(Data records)

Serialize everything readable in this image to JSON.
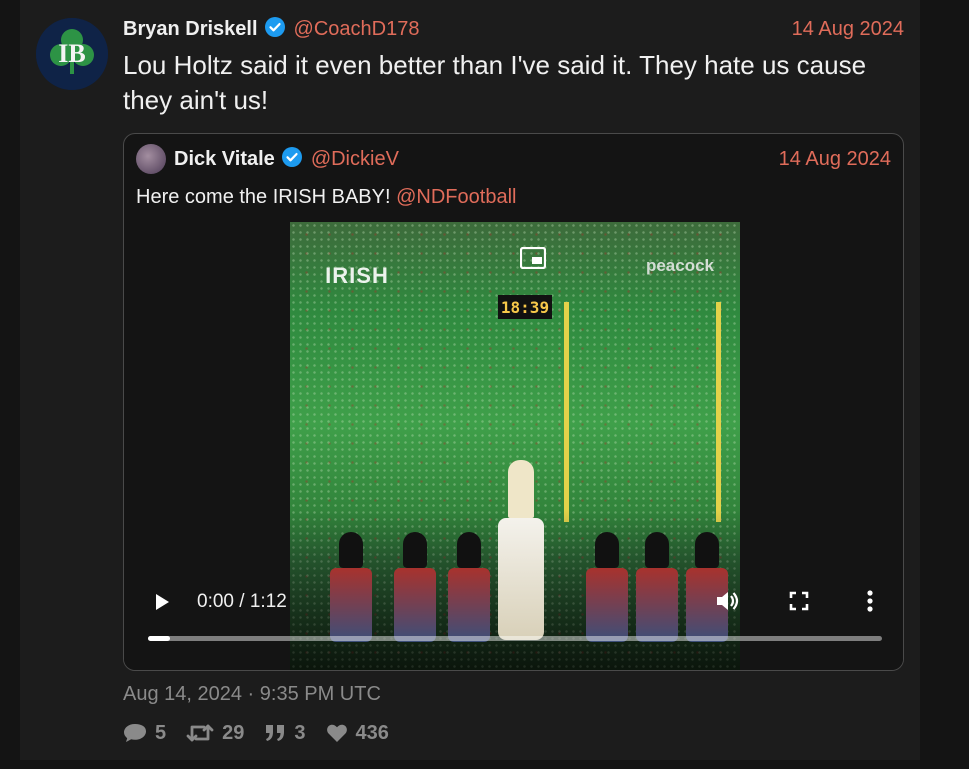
{
  "tweet": {
    "avatar_text": "IB",
    "fullname": "Bryan Driskell",
    "username": "@CoachD178",
    "date": "14 Aug 2024",
    "text": "Lou Holtz said it even better than I've said it. They hate us cause they ain't us!",
    "timestamp": "Aug 14, 2024 · 9:35 PM UTC",
    "stats": {
      "replies": "5",
      "retweets": "29",
      "quotes": "3",
      "likes": "436"
    }
  },
  "quote": {
    "fullname": "Dick Vitale",
    "username": "@DickieV",
    "date": "14 Aug 2024",
    "text": "Here come the IRISH BABY! ",
    "mention": "@NDFootball",
    "video": {
      "time": "0:00 / 1:12",
      "progress": 0.03,
      "overlay_logo": "IRISH",
      "overlay_brand": "peacock",
      "scoreboard": "18:39"
    }
  },
  "colors": {
    "accent": "#e06c5a",
    "verified": "#1d9bf0",
    "background": "#1c1c1c"
  },
  "icons": {
    "verified": "verified-badge-icon",
    "reply": "comment-icon",
    "retweet": "retweet-icon",
    "quote": "quote-icon",
    "like": "heart-icon",
    "play": "play-icon",
    "volume": "volume-icon",
    "fullscreen": "fullscreen-icon",
    "more": "more-vertical-icon",
    "pip": "picture-in-picture-icon"
  }
}
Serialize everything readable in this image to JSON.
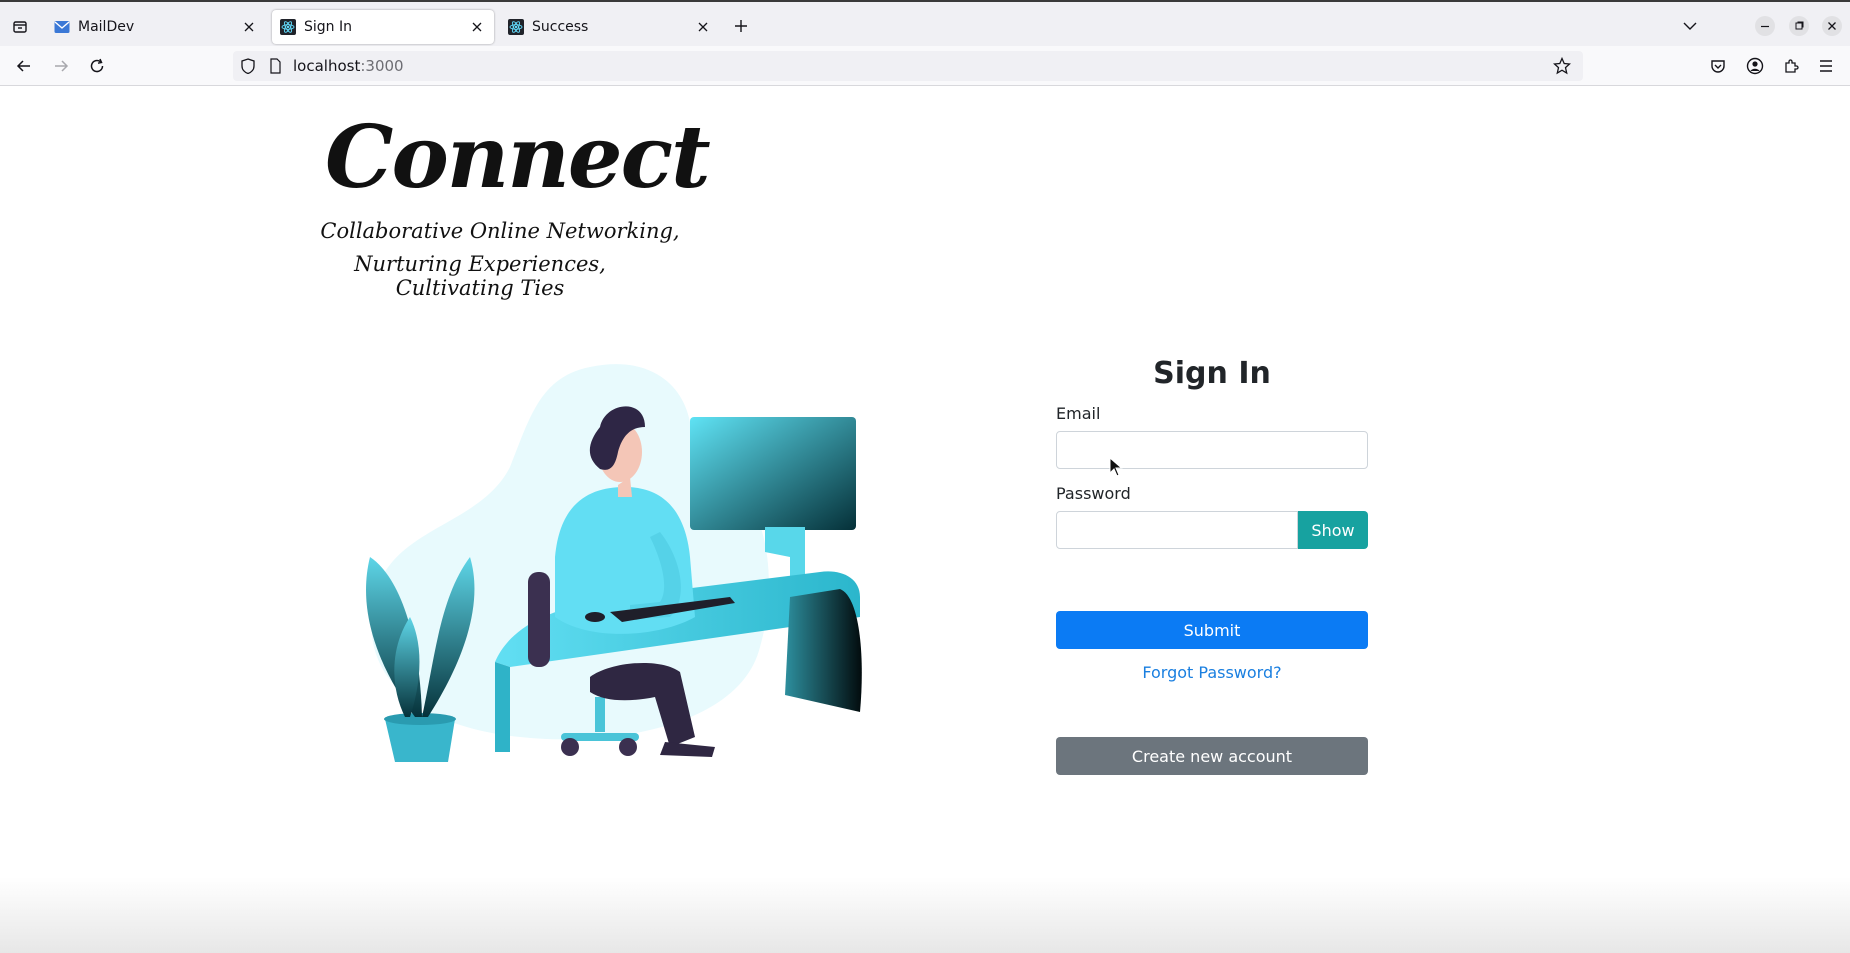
{
  "browser": {
    "tabs": [
      {
        "title": "MailDev",
        "icon": "mail-icon",
        "active": false
      },
      {
        "title": "Sign In",
        "icon": "react-icon",
        "active": true
      },
      {
        "title": "Success",
        "icon": "react-icon",
        "active": false
      }
    ],
    "url_host": "localhost",
    "url_port": ":3000"
  },
  "logo": {
    "main": "Connect",
    "tagline_line1": "Collaborative Online Networking,",
    "tagline_line2": "Nurturing Experiences, Cultivating Ties"
  },
  "form": {
    "title": "Sign In",
    "email_label": "Email",
    "email_value": "",
    "password_label": "Password",
    "password_value": "",
    "show_label": "Show",
    "submit_label": "Submit",
    "forgot_label": "Forgot Password?",
    "create_label": "Create new account"
  },
  "colors": {
    "submit": "#0b7bf4",
    "show": "#17a2a0",
    "create": "#6c757d",
    "link": "#1a7fe0"
  }
}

**WHAT TO PRODUCE**
Write out all the entries word for word, but skip any images.

**OUTPUT**
Serialize everything readable in this image to JSON.
{
  "tweet": {
    "avatar_text": "IB",
    "fullname": "Bryan Driskell",
    "username": "@CoachD178",
    "date": "14 Aug 2024",
    "text": "Lou Holtz said it even better than I've said it. They hate us cause they ain't us!",
    "timestamp": "Aug 14, 2024 · 9:35 PM UTC",
    "stats": {
      "replies": "5",
      "retweets": "29",
      "quotes": "3",
      "likes": "436"
    }
  },
  "quote": {
    "fullname": "Dick Vitale",
    "username": "@DickieV",
    "date": "14 Aug 2024",
    "text": "Here come the IRISH BABY! ",
    "mention": "@NDFootball",
    "video": {
      "time": "0:00 / 1:12",
      "progress": 0.03,
      "overlay_logo": "IRISH",
      "overlay_brand": "peacock",
      "scoreboard": "18:39"
    }
  },
  "colors": {
    "accent": "#e06c5a",
    "verified": "#1d9bf0",
    "background": "#1c1c1c"
  },
  "icons": {
    "verified": "verified-badge-icon",
    "reply": "comment-icon",
    "retweet": "retweet-icon",
    "quote": "quote-icon",
    "like": "heart-icon",
    "play": "play-icon",
    "volume": "volume-icon",
    "fullscreen": "fullscreen-icon",
    "more": "more-vertical-icon",
    "pip": "picture-in-picture-icon"
  }
}
Serialize everything readable in this image to JSON.
{
  "browser": {
    "tabs": [
      {
        "title": "MailDev",
        "icon": "mail-icon",
        "active": false
      },
      {
        "title": "Sign In",
        "icon": "react-icon",
        "active": true
      },
      {
        "title": "Success",
        "icon": "react-icon",
        "active": false
      }
    ],
    "url_host": "localhost",
    "url_port": ":3000"
  },
  "logo": {
    "main": "Connect",
    "tagline_line1": "Collaborative Online Networking,",
    "tagline_line2": "Nurturing Experiences, Cultivating Ties"
  },
  "form": {
    "title": "Sign In",
    "email_label": "Email",
    "email_value": "",
    "password_label": "Password",
    "password_value": "",
    "show_label": "Show",
    "submit_label": "Submit",
    "forgot_label": "Forgot Password?",
    "create_label": "Create new account"
  },
  "colors": {
    "submit": "#0b7bf4",
    "show": "#17a2a0",
    "create": "#6c757d",
    "link": "#1a7fe0"
  }
}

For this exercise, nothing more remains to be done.